### TEXTO PROPORCIONADO

A Andrés Rivera se le enciman los recuerdos en la penumbra, las epopeyas en las que creyó mientras percibe y palpita en calma que el final está cerca; también lo perturban los dolores físicos, la pérdida de la vitalidad, lo abruma un escepticismo denso y oscuro que penetra en su obra final. Y queda en silencio, en Córdoba, alejado de la vida pública, casi inaccesible.
"Yo soy mi piel. La piel de un viejo. Se aja, la piel de un viejo. Y es acometida por ronchas moradas. Que enfurecen a viejos como yo" (Esto por ahora, 2005).
"Yo, hombre viejo, puedo decir qué fue Felipe para mí. Fue el hombre de cabello rubio y crespo que me llevaba, los sábados a los cines de la calle Lavalle, en pleno centro de Buenos Aires. Y que, cuando aparecía el The end en la pantalla, me invitaba a cenar. Felipe fue quien puso bajo mis ojos de adolescente, con una sonrisa apenas esbozada, pero irónica, Los siete locos y Los lanzallamas, de Roberto Arlt, y Guerra y Paz, de León Tolstoi" (Estaqueados, 2008).

######

Prosigue el texto sobre los últimos años de Andrés Rivera justo después de su última oración. Las entradas no tienen relación con el texto.

### INFORMACIÓN REGISTRADA

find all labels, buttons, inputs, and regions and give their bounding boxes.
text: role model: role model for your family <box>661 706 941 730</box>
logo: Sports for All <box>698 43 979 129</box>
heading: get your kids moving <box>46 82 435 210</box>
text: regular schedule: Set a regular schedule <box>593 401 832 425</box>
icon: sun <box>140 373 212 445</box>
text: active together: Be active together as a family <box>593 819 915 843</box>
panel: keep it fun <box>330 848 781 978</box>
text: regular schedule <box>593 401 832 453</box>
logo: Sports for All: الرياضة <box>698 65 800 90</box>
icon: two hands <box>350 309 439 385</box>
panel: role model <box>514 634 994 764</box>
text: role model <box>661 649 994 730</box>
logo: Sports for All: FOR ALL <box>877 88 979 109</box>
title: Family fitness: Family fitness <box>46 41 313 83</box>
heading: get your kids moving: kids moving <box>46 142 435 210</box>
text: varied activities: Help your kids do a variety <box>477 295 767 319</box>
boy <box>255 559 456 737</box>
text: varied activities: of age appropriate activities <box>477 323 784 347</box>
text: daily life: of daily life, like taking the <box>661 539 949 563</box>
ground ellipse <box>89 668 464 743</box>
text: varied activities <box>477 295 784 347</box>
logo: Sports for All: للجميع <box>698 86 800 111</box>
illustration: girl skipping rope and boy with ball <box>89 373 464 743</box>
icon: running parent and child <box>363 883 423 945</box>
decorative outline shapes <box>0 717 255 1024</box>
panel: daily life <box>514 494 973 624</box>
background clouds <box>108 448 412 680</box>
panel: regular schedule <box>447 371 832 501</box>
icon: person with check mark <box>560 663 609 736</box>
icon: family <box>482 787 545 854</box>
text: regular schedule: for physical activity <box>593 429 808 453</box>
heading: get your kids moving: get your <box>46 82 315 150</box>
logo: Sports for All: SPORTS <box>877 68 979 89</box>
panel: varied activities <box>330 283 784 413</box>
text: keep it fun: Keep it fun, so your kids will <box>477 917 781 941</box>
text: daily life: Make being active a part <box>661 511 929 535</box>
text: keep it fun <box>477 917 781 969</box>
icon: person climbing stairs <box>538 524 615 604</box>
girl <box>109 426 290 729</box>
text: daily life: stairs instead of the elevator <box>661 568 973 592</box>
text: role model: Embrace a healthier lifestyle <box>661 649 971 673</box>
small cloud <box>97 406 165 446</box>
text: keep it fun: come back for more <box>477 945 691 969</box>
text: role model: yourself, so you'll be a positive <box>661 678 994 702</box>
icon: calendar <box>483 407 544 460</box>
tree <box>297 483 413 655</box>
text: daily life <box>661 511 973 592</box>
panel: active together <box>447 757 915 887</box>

######

> [RESULTADO FINAL]
"Arturo Reedson, antes de que Lucas le partiese el corazón de una puñalada, alcanzó a interrogarse: ¿Qué más tengo que decirme que no me haya dicho? (Punto final, 2006).
–Andrés es sus personajes. Es una de sus grandes enseñanzas. Siempre narra él. Andrés es Rosas, Castelli, Bedoya, Guido. Fue genial. Se mandó un montón de libros con él como personaje central sin aparecer –dice Russo–. Repasa su vida, sus quilombos, sus dolores. Más allá de los achaques de la edad, se quedó vacío, agotado. Lo dijo todo.
–Andrés deja de hablar como le pasa a Castelli. Creo que encuentra algo de lo personal en esos seres de ficción que también son metáforas reales del yo de Rivera. No tiene un lugar, no se halla – dice Andruetto–. Como él es un hombre que ha dicho cosas al límite de lo soportable, entonces, bueno, tampoco se congració por esa misma condición ética tan fuerte que tiene. Él ha sido así. Es muy radical en ese sentido. Eso lo va dejando solo. Hay algo de la construcción de la soledad que él hizo.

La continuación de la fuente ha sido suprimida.